• _To be done_
Search the material for the word "placeholder" and copy each line that holds it.

• _The data_
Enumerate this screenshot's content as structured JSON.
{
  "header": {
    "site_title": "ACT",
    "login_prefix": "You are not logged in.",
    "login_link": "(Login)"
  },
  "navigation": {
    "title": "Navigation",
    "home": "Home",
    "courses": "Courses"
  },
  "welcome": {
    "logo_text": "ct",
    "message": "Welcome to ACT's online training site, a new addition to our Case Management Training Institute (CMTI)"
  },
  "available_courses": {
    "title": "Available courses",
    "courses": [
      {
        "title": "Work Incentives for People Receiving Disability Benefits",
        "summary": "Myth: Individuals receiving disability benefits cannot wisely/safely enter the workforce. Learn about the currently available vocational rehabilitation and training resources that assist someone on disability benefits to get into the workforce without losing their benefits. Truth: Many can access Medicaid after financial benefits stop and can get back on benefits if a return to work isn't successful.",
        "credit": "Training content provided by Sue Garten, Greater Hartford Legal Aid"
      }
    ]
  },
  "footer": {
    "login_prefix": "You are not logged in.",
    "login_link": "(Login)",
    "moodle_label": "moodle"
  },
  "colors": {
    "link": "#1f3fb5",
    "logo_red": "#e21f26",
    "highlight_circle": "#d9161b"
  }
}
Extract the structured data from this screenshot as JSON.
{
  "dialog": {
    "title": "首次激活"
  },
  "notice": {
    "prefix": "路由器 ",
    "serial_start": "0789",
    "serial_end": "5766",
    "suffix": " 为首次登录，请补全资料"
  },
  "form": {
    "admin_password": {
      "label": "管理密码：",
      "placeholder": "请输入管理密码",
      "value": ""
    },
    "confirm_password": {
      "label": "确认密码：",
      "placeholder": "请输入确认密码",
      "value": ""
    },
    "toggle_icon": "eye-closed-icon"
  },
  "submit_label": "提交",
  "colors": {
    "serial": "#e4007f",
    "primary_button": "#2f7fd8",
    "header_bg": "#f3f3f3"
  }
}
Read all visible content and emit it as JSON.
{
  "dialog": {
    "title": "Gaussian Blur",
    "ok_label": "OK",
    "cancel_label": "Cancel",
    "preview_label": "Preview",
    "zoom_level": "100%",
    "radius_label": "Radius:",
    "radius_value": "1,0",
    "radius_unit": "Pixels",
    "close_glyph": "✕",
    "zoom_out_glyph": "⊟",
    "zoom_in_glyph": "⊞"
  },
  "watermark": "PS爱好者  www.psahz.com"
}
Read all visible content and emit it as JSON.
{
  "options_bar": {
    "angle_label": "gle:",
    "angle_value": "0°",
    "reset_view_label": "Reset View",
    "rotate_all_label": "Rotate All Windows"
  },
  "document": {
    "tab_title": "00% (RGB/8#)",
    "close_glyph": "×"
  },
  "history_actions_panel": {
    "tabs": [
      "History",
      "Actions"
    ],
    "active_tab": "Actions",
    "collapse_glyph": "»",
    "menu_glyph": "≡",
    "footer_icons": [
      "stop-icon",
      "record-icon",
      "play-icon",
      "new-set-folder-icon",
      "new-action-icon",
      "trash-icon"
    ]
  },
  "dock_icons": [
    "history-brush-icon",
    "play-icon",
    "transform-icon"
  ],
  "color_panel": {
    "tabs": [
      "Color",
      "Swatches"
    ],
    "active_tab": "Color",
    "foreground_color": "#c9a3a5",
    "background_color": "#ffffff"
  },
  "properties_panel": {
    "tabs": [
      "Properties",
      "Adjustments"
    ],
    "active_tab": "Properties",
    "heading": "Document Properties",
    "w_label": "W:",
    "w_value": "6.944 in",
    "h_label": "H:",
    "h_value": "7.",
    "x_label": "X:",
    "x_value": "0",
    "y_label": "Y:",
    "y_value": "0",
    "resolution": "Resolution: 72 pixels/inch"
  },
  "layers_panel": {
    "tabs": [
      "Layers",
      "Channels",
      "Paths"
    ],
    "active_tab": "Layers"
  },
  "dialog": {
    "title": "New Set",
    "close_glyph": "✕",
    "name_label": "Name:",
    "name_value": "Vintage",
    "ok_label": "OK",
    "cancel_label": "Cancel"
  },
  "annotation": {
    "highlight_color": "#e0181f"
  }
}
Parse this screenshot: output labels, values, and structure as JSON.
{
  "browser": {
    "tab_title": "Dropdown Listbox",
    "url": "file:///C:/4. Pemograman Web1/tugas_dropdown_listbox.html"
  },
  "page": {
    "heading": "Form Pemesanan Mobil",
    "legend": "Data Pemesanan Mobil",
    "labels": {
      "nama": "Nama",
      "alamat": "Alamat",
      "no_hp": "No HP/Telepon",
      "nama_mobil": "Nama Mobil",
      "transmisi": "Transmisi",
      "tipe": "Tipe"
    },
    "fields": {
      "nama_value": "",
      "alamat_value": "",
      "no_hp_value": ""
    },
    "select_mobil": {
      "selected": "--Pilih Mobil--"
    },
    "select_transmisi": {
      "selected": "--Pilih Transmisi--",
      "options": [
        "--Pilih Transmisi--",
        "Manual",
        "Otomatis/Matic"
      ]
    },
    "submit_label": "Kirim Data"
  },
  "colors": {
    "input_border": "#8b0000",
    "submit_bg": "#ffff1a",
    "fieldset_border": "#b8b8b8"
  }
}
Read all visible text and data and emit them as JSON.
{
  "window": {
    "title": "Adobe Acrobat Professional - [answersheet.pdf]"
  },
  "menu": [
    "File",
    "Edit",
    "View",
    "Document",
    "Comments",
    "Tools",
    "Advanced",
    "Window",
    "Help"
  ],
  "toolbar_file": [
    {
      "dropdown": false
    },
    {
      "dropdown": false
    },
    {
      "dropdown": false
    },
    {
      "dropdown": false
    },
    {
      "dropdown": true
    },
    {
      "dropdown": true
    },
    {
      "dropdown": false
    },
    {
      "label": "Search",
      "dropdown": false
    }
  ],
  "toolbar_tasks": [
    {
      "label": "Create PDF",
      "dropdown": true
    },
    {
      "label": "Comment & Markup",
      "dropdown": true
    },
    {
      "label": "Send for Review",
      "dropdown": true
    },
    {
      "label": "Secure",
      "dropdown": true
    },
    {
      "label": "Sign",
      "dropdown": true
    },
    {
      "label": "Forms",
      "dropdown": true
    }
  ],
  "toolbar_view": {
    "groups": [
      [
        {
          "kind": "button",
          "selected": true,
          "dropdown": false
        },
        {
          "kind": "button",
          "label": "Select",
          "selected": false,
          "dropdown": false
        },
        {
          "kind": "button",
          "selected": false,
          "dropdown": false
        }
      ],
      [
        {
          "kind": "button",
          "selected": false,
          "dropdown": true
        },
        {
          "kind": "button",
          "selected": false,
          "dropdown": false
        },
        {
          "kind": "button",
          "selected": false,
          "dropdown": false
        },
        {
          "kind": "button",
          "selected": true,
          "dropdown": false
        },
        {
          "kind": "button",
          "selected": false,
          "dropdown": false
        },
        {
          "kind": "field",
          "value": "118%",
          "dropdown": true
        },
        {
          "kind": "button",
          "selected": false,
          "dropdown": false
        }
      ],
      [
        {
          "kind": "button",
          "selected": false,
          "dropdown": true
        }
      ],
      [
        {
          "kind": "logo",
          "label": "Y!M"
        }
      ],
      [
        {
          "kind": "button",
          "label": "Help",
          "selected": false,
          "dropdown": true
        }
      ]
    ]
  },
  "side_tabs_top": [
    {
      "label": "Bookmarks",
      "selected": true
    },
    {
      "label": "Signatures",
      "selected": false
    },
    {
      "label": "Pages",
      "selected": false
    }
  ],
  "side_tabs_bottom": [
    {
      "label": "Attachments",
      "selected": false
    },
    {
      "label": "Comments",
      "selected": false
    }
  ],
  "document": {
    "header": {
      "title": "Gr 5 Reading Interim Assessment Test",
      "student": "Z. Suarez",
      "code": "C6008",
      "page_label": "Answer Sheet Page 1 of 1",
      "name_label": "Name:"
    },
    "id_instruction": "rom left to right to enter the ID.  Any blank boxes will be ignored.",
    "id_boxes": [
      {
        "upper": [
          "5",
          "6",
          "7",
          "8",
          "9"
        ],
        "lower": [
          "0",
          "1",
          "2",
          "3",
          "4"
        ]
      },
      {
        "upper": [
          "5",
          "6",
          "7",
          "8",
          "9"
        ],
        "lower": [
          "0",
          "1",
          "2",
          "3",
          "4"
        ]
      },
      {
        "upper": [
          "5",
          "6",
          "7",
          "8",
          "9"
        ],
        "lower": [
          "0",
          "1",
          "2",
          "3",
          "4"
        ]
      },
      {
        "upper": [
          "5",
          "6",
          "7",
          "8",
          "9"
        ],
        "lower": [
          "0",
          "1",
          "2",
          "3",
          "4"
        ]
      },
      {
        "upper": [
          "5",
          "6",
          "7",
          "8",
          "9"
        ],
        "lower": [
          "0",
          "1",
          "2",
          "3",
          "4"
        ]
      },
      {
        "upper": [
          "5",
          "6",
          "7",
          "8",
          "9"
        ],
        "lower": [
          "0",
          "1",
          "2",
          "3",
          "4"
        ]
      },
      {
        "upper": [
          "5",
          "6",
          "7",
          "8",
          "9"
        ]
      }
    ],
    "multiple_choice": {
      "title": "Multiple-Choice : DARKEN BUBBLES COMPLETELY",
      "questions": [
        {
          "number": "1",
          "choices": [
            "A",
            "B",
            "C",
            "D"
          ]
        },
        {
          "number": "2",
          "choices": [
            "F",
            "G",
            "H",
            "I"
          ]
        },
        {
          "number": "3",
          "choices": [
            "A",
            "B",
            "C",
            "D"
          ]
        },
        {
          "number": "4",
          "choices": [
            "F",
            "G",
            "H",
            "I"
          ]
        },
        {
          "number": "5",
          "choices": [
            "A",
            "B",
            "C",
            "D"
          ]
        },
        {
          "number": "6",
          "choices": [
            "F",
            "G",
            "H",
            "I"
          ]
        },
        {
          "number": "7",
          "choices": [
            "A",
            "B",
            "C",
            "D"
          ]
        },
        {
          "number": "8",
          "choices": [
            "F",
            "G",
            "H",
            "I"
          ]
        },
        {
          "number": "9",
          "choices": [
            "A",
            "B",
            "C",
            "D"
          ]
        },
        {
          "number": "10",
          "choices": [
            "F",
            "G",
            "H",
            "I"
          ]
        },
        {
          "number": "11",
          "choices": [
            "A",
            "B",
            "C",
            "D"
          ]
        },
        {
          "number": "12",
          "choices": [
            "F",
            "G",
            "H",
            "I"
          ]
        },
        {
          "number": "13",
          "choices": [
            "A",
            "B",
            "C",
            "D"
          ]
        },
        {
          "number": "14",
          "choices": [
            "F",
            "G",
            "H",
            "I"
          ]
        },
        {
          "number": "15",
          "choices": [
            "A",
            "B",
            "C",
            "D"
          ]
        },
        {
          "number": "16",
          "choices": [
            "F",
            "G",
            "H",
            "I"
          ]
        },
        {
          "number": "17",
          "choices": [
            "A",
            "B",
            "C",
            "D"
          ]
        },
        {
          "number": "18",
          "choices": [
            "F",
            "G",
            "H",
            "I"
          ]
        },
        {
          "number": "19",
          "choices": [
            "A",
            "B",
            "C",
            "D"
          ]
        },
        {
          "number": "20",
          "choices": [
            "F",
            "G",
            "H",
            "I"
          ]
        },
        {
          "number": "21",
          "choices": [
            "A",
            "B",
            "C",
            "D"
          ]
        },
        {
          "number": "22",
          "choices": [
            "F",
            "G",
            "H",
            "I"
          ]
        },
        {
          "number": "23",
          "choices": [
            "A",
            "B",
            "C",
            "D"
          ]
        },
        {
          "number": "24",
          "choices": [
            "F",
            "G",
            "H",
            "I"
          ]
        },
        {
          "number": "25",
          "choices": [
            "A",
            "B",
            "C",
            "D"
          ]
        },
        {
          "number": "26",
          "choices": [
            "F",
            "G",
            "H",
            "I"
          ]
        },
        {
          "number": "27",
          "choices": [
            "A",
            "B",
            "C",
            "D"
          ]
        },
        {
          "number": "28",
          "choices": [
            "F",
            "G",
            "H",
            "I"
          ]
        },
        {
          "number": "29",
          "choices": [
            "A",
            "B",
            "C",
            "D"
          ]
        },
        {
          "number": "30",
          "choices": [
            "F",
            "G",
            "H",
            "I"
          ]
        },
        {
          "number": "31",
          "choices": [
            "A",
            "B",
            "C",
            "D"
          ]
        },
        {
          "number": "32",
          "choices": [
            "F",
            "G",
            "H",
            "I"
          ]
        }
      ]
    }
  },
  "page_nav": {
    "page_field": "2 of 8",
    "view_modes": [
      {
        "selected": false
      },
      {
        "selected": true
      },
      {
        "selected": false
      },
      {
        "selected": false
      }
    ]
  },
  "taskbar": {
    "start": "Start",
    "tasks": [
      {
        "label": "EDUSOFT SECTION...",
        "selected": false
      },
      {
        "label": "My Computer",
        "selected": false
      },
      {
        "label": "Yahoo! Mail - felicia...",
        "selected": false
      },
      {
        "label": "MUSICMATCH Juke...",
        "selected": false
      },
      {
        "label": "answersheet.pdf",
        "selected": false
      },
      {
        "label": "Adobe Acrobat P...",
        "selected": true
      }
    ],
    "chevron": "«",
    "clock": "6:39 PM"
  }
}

• _Output_
      "placeholder": "请输入管理密码",
      "placeholder": "请输入确认密码",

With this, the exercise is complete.